**What this task involves**
Search the material below for the word "nCAGR" and copy every line in which it occurs.
:: Information provided
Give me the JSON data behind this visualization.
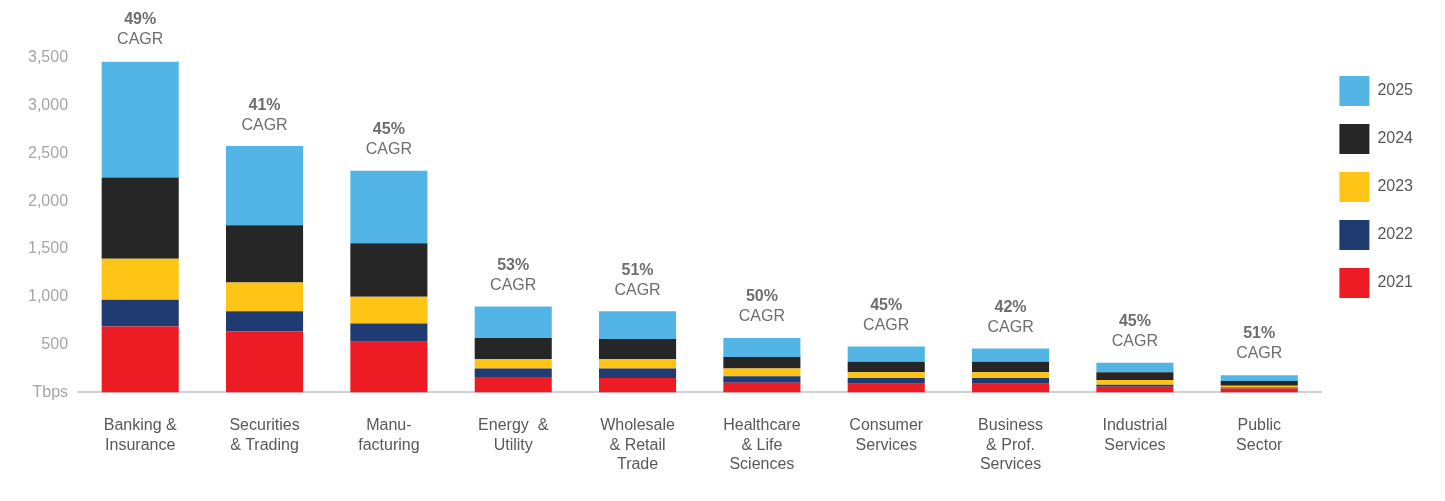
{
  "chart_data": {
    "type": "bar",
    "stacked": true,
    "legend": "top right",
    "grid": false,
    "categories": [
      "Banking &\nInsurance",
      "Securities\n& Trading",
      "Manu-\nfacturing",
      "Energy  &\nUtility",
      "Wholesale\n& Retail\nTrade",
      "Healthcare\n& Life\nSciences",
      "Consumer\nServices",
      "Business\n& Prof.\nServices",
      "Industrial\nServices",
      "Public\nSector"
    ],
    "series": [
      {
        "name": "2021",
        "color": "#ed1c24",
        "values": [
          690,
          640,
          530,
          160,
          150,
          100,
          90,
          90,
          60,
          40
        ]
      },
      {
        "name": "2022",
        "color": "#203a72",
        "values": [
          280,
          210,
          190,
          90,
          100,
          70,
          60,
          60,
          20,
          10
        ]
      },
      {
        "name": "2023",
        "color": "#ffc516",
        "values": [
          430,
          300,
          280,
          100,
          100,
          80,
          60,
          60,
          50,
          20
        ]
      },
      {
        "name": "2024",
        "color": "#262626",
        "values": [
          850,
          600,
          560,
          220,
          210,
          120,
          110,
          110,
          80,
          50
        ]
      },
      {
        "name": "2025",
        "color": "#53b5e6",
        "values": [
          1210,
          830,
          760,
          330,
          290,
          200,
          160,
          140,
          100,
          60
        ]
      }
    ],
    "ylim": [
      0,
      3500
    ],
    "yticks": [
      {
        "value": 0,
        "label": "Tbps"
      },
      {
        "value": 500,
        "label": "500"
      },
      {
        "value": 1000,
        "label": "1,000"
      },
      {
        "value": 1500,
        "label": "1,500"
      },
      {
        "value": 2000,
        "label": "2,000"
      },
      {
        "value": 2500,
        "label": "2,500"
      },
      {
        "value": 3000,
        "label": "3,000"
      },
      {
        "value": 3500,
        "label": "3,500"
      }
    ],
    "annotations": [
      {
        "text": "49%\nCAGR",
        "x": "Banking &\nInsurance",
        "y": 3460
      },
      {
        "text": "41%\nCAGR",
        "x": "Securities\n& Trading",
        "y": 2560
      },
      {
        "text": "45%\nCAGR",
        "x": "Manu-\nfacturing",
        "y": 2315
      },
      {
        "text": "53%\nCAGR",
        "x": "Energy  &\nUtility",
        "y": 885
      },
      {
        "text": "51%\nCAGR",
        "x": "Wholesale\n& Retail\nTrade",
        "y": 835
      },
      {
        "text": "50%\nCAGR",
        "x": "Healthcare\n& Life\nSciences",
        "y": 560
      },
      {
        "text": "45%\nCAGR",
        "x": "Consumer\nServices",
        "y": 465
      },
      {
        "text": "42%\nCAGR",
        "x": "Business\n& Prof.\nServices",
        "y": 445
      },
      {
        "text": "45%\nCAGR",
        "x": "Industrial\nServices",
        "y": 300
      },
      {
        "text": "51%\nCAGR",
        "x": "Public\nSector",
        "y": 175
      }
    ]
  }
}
::::
**Response below**
        "text": "49%\nCAGR",
        "text": "41%\nCAGR",
        "text": "45%\nCAGR",
        "text": "53%\nCAGR",
        "text": "51%\nCAGR",
        "text": "50%\nCAGR",
        "text": "45%\nCAGR",
        "text": "42%\nCAGR",
        "text": "45%\nCAGR",
        "text": "51%\nCAGR",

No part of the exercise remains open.